Святой Фома сказал: "Вещь справедлива не потому, что так хочет Бог, но Бог хочет этого потому, что она справедлива". Если бы святой логически вывел все следствия из этой прекрасной мысли, он нашел бы философский камень; вместо того, чтобы удовольствоваться ролью ангела школы, он сделался бы ее реформатором.
Верить в разум Бога и в Бога разума, значит сделать атеизм невозможным. Атеистов создали идолопоклонники. Когда Вольтер говорил: "Если бы Бога не было, его следовало бы выдумать", — он скорее чувствовал, чем понимал разум Бога. Действительно ли есть Бог? — Я ничего не знаю об этом, но я хочу, чтобы так было, и потому верю в него. Таким образом, формулированная вера — вера разумная, ибо она допускает сомнение науки; и, действительно, мы верим только вещам, которые, кажутся вероятными, но которых мы не знаем. Думать иначе — значит бредить; говорить иначе — значит выражаться как мечтатель или фанатик. Но не таким людям обещан философский камень.
Невежды, совратившие примитивное христианство с его пути, заменив науку верой, опыт мечтой, а реальное фантастическим, и инквизиторы, в течение стольких веков ведшие против магии истребительную войну, — покрыли мраком древние открытия человеческого ума, так что теперь нам приходится ощупью искать ключ к явлениям природы. И все явления природы зависят от единого и неизменного закона, также изображаемого философским камнем, и, в особенности, его символической формой, т. е. кубом. Этот закон, выраженный в каббале четверным, доставил евреям все тайны их божественной тетраграммы. Следовательно, можно сказать, что философский камень, подобно небесному Иерусалиму святого Иоанна, квадратен во всех смыслах, что на одной из сторон его написано имя

, а на другой — «Бога», что на одной его поверхности находится надпись «Адам», на другой — «Heva» и на двух остальных — «Азот» и «Inri». В заголовке французского перевода сочинения де Нюизмен о философской соли дух земли изображен стоящим на кубе, по которому перебегают огненные языки; вместо фаллoса у него кадуцей; на груди его солнце и луна; он бородат, в короне и держит в руке скипетр.

Это — «Азот» мудрецов на своем пьедестале из соли и серы. Иногда придают этому изображению символическую голову козла Мендеса; тогда это — Баерометр Тамплиеров, козел шабаша и слово гностиков. Все эти причудливые изображения, ставшие пугалом толпы, а раньше бывшие предметом размышления мудрецов, — невинные иероглифы мысли и меры, послужившие предлогом для неистовых преследований. Как несчастны люди в своем невежестве, и как стали бы они презирать самих себя, если бы о нем узнали!

20. Реш. У
УНИВЕРСАЛЬНАЯ МЕДИЦИНА


Caput
Resurrectio
Circulus

Большинство наших физических болезней является результатом болезней моральных, согласно единственному и универсальному магическому догмату и в силу закона аналогии.
Сильная страсть, которой мы предаемся, всегда имеет отношение к тяжелой болезни, которую мы себе приготовляем. Смертные грехи названы так потому, что они физически и положительно умерщвляют.
Александр Великий умер от гордости. Он был по природе воздержан и предался излишествам, которые причинили ему смерть. Франциск I умер от прелюбодеяния.
Людовик XV умер от своего Оленьего парка.
Когда Марат был убит, он умер от гнева и зависти. Он страдал мономанией гордости, одного себя считал справедливым и желал убить все, что не было Маратом.

Что сделать -
1/ Переведите на английский язык предложение из отрывка: «Сильная страсть, которой мы предаемся, всегда имеет отношение к тяжелой болезни, которую мы себе приготовляем».
2/ Воспроизведите дословно часть отрывка: всё от «Александр Великий умер» и вниз до «умер от прелюбодеяния.».
Эти записи взяты из другого источника.

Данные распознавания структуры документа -
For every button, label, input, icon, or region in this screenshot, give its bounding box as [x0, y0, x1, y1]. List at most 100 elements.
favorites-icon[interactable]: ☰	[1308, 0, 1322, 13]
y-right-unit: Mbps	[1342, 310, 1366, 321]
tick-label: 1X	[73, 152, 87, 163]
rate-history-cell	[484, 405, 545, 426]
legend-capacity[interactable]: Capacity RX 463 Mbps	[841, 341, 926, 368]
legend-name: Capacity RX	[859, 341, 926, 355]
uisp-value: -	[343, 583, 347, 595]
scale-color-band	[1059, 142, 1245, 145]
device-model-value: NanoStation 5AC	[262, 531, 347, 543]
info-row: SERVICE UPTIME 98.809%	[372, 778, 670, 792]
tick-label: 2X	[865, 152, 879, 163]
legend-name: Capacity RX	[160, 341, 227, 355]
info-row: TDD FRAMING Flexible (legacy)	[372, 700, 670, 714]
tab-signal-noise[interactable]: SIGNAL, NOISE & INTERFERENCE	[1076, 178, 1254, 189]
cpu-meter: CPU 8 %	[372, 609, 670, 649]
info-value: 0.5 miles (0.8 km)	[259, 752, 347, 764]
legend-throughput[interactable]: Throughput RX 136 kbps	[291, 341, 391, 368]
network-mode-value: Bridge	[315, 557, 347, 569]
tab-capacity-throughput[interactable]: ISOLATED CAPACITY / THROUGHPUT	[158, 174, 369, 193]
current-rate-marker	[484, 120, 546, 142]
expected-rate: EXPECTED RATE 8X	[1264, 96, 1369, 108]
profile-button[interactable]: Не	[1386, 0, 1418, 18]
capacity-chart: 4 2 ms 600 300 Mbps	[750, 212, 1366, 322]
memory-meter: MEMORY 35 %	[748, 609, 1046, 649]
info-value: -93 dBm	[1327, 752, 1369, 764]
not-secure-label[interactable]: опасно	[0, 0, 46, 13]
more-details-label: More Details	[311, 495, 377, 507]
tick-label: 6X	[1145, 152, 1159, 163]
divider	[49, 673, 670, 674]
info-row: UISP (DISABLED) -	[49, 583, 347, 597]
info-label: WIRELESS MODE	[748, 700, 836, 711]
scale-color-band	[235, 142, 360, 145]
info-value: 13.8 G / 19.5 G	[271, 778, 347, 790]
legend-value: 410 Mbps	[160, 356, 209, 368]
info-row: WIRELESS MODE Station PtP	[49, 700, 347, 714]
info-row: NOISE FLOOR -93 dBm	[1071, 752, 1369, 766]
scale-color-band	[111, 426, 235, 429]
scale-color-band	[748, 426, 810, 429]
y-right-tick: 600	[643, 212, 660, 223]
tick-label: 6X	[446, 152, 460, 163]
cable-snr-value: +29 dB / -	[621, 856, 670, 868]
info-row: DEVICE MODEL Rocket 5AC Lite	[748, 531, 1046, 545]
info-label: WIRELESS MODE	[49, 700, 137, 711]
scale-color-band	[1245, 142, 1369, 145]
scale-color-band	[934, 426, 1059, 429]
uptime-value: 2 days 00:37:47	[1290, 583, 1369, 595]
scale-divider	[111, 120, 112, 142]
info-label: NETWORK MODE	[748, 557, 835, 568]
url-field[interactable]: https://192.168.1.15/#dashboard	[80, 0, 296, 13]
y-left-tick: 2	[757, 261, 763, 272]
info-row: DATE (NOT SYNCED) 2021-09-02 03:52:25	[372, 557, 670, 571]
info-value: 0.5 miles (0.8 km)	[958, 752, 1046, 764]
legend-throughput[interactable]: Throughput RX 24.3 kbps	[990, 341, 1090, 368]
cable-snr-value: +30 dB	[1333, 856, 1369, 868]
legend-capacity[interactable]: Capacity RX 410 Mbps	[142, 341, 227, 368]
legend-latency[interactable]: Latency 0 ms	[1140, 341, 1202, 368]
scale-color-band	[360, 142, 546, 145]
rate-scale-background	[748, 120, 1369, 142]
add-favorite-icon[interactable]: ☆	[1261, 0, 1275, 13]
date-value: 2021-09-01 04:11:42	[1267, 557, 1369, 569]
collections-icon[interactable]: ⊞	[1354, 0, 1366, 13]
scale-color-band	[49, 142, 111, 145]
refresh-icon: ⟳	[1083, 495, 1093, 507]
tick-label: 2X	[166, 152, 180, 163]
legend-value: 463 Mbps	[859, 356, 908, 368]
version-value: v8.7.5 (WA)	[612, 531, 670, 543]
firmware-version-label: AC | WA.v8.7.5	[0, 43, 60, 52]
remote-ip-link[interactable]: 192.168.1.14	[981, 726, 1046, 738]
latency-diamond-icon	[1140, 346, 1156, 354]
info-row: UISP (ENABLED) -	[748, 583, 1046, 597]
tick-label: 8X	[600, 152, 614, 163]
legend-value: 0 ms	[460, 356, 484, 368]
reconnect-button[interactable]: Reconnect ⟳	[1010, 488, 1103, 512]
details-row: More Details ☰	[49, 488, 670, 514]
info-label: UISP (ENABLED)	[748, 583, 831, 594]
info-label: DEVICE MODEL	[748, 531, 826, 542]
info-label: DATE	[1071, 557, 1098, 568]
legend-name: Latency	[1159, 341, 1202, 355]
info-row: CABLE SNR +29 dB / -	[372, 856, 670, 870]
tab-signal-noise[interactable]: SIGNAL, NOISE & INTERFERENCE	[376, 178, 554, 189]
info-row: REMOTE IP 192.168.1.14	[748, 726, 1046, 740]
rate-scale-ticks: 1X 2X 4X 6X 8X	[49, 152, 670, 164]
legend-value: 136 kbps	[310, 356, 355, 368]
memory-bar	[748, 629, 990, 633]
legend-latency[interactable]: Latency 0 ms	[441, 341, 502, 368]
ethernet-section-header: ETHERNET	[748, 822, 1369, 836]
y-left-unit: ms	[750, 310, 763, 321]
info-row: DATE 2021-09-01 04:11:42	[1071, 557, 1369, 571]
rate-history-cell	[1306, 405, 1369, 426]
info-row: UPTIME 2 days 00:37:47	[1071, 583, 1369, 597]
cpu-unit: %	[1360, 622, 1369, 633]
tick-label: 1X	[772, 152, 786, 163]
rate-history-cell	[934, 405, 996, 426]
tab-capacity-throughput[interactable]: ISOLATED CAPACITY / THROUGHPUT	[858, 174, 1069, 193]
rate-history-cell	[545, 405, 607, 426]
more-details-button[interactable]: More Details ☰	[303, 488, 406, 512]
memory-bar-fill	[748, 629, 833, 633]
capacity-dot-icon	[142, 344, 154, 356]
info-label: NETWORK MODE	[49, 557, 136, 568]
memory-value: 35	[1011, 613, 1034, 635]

Ответы по пунктам -
1/ A strong passion to which we give ourselves over is always connected with a serious illness that we are preparing for ourselves.

2/
Александр Великий умер от гордости. Он был по природе воздержан и предался излишествам, которые причинили ему смерть. Франциск I умер от прелюбодеяния.